* _Items_
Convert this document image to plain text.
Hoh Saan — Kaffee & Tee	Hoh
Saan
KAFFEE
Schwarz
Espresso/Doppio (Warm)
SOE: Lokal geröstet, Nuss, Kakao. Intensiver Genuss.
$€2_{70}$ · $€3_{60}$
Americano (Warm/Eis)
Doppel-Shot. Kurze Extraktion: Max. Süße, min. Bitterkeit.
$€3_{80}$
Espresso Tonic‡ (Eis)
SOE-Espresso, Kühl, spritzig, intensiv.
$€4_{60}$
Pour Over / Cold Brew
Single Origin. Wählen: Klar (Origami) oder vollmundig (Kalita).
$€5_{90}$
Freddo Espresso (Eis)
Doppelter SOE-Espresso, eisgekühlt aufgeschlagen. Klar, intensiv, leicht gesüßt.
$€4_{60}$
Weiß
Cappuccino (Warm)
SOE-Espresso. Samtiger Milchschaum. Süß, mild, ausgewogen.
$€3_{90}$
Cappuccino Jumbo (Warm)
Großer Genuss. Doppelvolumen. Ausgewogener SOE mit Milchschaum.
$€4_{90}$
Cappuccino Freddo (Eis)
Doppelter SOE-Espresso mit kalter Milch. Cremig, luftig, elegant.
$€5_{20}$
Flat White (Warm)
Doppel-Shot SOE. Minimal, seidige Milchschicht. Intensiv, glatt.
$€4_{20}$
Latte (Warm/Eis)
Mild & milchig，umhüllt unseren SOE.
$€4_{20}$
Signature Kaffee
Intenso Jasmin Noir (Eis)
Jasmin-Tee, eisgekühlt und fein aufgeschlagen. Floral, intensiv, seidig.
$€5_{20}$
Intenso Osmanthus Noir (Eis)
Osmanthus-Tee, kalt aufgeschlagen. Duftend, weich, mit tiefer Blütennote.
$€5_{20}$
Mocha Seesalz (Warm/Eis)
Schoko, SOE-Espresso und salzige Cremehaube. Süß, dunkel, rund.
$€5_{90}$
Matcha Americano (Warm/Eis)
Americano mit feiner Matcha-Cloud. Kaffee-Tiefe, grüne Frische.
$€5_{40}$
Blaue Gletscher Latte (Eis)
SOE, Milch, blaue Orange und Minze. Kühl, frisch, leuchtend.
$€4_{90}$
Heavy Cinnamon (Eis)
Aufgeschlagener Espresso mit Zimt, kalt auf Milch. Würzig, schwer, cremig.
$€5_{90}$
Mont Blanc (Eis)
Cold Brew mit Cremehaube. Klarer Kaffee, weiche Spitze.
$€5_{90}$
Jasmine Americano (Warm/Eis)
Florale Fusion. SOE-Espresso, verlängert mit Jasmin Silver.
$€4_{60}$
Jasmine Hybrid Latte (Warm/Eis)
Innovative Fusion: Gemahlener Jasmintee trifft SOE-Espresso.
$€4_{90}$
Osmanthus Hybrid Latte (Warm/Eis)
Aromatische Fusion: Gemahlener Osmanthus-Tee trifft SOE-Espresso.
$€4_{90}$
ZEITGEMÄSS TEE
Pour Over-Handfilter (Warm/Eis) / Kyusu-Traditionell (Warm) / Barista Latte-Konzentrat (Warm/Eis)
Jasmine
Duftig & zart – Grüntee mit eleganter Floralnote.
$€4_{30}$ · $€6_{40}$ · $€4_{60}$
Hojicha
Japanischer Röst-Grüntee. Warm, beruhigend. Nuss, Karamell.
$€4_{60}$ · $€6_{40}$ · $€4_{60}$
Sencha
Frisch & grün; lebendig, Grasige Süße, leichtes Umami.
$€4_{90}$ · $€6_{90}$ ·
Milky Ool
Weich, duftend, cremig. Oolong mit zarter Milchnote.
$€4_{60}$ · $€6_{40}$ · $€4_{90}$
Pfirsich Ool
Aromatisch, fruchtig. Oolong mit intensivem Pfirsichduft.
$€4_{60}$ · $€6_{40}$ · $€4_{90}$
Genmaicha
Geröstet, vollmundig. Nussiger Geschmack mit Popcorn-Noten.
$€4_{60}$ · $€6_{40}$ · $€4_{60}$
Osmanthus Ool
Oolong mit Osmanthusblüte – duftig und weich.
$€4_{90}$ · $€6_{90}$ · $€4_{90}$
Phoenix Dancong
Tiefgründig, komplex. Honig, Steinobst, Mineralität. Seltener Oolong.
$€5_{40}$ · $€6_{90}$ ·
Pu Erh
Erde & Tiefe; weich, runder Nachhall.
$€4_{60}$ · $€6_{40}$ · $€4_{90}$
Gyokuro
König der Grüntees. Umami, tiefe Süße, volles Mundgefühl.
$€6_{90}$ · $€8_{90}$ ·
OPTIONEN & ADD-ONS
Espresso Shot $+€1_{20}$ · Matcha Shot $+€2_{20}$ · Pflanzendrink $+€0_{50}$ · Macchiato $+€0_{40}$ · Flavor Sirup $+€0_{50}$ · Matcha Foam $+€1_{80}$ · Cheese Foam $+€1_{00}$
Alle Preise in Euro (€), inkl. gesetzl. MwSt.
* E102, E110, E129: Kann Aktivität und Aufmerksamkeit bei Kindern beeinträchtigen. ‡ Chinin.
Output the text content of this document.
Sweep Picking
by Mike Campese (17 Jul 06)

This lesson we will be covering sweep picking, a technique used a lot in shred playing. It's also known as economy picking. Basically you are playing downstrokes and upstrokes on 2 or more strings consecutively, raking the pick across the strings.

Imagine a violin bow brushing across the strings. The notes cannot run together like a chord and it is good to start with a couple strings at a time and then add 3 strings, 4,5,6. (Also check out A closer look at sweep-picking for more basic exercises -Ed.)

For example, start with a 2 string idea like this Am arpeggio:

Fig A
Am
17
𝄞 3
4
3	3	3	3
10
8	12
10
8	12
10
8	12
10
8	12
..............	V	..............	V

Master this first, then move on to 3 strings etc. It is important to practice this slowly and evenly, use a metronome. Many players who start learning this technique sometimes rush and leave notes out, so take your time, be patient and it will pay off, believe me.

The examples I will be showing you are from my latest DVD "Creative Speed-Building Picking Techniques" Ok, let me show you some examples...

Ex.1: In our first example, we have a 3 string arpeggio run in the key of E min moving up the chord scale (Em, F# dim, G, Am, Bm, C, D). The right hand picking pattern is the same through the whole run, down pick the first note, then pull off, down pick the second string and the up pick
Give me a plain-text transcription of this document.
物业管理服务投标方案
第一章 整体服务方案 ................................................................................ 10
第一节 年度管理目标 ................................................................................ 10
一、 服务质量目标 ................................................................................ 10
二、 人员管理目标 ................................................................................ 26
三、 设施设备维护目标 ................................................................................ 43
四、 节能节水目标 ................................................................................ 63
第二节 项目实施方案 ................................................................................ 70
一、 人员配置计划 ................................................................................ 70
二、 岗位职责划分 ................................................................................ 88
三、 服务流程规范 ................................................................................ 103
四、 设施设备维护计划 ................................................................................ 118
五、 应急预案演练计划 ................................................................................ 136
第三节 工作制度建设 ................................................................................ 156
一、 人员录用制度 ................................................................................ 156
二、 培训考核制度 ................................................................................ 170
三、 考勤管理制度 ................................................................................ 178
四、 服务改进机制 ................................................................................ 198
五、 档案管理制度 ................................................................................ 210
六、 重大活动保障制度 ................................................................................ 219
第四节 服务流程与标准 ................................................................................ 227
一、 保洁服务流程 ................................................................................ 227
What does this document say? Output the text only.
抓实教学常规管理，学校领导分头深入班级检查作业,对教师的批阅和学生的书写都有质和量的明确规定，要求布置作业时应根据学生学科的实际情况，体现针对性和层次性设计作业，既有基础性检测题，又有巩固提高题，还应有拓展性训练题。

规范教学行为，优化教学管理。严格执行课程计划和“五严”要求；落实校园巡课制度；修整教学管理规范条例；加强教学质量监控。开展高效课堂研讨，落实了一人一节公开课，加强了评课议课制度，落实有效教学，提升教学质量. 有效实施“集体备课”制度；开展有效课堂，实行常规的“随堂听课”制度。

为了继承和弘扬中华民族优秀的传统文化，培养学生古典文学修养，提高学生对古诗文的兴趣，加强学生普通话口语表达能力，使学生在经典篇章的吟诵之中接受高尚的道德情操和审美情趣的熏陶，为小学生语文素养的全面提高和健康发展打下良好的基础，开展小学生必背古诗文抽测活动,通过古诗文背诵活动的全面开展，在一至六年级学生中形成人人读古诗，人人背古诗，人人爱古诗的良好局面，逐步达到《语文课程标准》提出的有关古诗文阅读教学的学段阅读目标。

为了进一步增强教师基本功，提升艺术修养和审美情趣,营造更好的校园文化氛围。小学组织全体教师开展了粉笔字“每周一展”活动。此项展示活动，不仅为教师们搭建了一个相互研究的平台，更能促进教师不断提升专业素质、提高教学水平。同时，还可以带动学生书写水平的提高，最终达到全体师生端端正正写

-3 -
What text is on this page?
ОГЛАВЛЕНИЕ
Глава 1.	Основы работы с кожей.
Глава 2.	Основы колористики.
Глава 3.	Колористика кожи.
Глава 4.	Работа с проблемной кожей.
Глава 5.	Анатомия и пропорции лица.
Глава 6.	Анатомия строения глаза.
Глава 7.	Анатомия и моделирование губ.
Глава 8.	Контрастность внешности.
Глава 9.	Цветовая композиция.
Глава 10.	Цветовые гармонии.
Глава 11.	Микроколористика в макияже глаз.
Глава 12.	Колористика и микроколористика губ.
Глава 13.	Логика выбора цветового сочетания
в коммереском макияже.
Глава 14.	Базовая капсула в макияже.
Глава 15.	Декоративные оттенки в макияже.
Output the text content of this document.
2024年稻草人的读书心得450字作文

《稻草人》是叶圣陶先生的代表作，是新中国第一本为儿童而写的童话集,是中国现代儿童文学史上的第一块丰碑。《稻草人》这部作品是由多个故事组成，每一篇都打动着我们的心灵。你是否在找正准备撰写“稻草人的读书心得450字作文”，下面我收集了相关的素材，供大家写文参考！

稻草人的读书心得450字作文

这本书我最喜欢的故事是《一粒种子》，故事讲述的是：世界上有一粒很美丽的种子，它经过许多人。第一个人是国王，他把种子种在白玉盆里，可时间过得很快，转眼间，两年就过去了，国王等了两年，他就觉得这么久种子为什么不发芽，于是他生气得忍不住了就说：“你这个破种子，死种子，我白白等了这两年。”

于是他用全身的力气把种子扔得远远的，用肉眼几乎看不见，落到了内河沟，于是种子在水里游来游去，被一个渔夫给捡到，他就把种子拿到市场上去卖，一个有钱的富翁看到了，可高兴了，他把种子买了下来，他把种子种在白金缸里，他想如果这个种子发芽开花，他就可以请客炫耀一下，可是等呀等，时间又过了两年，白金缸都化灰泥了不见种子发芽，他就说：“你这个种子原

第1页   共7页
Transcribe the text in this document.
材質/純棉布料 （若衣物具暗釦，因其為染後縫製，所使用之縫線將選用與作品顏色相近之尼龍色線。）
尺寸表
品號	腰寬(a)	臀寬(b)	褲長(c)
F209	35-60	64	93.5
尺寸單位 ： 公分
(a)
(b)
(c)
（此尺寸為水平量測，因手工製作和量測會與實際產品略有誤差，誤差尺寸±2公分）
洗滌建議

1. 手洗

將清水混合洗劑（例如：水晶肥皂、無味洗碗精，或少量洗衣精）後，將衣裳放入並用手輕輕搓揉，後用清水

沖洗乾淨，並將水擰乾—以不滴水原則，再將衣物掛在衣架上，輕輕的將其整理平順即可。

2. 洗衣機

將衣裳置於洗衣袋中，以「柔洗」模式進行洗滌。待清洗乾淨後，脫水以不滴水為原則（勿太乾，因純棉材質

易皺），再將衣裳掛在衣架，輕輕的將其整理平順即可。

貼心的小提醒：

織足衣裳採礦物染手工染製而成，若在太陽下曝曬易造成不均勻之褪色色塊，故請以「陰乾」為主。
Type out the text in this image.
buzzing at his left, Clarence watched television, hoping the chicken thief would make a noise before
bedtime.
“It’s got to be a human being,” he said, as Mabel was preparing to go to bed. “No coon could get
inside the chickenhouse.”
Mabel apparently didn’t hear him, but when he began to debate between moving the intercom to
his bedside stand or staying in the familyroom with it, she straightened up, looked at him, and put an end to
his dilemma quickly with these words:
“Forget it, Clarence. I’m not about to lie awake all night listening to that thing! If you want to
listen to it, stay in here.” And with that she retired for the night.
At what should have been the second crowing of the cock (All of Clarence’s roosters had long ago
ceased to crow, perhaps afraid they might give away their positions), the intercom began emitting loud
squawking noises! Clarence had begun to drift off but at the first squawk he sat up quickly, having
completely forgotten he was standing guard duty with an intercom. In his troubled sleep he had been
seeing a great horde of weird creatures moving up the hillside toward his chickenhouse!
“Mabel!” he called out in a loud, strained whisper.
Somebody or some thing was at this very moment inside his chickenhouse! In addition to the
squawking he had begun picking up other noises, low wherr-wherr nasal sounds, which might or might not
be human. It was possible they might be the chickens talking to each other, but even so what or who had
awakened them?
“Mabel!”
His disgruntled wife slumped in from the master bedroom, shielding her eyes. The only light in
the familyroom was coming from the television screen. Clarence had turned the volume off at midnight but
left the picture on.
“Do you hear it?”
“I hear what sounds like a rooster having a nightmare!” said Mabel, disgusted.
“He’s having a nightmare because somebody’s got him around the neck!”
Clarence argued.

* _Problem statement_
Pick out each line in the material containing "been".

* _Completed exercise_
At what should have been the second crowing of the cock (All of Clarence’s roosters had long ago
completely forgotten he was standing guard duty with an intercom. In his troubled sleep he had been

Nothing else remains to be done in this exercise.